(Transcribed document page entries)
################

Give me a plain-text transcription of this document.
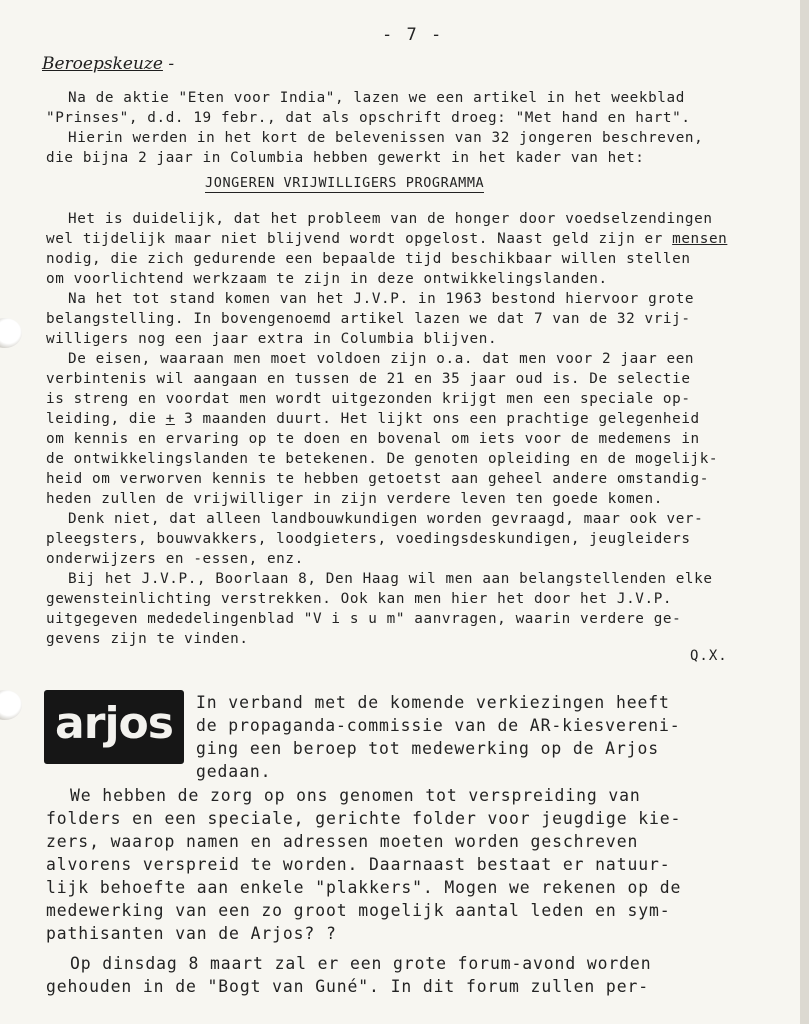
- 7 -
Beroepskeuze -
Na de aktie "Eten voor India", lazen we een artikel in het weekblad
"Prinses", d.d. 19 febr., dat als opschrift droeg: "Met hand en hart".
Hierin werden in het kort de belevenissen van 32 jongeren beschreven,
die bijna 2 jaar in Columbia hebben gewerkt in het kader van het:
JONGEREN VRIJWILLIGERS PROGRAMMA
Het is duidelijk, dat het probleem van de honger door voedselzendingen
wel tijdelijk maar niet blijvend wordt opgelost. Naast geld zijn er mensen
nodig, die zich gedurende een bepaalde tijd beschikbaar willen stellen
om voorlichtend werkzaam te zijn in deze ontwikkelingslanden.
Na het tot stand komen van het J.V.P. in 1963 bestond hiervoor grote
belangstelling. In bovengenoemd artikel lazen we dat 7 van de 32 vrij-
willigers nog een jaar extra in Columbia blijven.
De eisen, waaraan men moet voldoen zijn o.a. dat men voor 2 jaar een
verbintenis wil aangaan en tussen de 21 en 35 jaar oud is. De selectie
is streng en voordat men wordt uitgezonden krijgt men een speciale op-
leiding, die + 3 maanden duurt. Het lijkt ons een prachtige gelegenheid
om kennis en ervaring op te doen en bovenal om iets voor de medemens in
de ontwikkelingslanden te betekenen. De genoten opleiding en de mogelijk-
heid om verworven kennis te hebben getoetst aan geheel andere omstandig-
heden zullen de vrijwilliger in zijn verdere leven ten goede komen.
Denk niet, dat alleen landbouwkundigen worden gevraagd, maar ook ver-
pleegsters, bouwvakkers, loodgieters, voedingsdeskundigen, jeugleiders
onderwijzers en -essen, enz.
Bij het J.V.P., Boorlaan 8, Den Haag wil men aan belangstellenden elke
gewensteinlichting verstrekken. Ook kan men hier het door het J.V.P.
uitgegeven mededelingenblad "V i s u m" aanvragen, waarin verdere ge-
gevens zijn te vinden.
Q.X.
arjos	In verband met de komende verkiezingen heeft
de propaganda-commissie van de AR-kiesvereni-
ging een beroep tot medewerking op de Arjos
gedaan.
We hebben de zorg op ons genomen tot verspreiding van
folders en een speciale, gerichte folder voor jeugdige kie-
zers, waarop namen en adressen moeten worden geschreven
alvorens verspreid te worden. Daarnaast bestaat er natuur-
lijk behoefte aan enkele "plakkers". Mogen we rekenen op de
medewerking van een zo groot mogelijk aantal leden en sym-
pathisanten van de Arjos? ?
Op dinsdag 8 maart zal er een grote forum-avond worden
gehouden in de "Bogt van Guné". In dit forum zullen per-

################

WHAT IS REQUIRED: Write the lines above out again exactly, excluding every picture.

YOUR SOLUTION:
Give me a plain-text transcription of this document.
- 7 -
Beroepskeuze -
Na de aktie "Eten voor India", lazen we een artikel in het weekblad
"Prinses", d.d. 19 febr., dat als opschrift droeg: "Met hand en hart".
Hierin werden in het kort de belevenissen van 32 jongeren beschreven,
die bijna 2 jaar in Columbia hebben gewerkt in het kader van het:
JONGEREN VRIJWILLIGERS PROGRAMMA
Het is duidelijk, dat het probleem van de honger door voedselzendingen
wel tijdelijk maar niet blijvend wordt opgelost. Naast geld zijn er mensen
nodig, die zich gedurende een bepaalde tijd beschikbaar willen stellen
om voorlichtend werkzaam te zijn in deze ontwikkelingslanden.
Na het tot stand komen van het J.V.P. in 1963 bestond hiervoor grote
belangstelling. In bovengenoemd artikel lazen we dat 7 van de 32 vrij-
willigers nog een jaar extra in Columbia blijven.
De eisen, waaraan men moet voldoen zijn o.a. dat men voor 2 jaar een
verbintenis wil aangaan en tussen de 21 en 35 jaar oud is. De selectie
is streng en voordat men wordt uitgezonden krijgt men een speciale op-
leiding, die + 3 maanden duurt. Het lijkt ons een prachtige gelegenheid
om kennis en ervaring op te doen en bovenal om iets voor de medemens in
de ontwikkelingslanden te betekenen. De genoten opleiding en de mogelijk-
heid om verworven kennis te hebben getoetst aan geheel andere omstandig-
heden zullen de vrijwilliger in zijn verdere leven ten goede komen.
Denk niet, dat alleen landbouwkundigen worden gevraagd, maar ook ver-
pleegsters, bouwvakkers, loodgieters, voedingsdeskundigen, jeugleiders
onderwijzers en -essen, enz.
Bij het J.V.P., Boorlaan 8, Den Haag wil men aan belangstellenden elke
gewensteinlichting verstrekken. Ook kan men hier het door het J.V.P.
uitgegeven mededelingenblad "V i s u m" aanvragen, waarin verdere ge-
gevens zijn te vinden.
Q.X.
arjos	In verband met de komende verkiezingen heeft
de propaganda-commissie van de AR-kiesvereni-
ging een beroep tot medewerking op de Arjos
gedaan.
We hebben de zorg op ons genomen tot verspreiding van
folders en een speciale, gerichte folder voor jeugdige kie-
zers, waarop namen en adressen moeten worden geschreven
alvorens verspreid te worden. Daarnaast bestaat er natuur-
lijk behoefte aan enkele "plakkers". Mogen we rekenen op de
medewerking van een zo groot mogelijk aantal leden en sym-
pathisanten van de Arjos? ?
Op dinsdag 8 maart zal er een grote forum-avond worden
gehouden in de "Bogt van Guné". In dit forum zullen per-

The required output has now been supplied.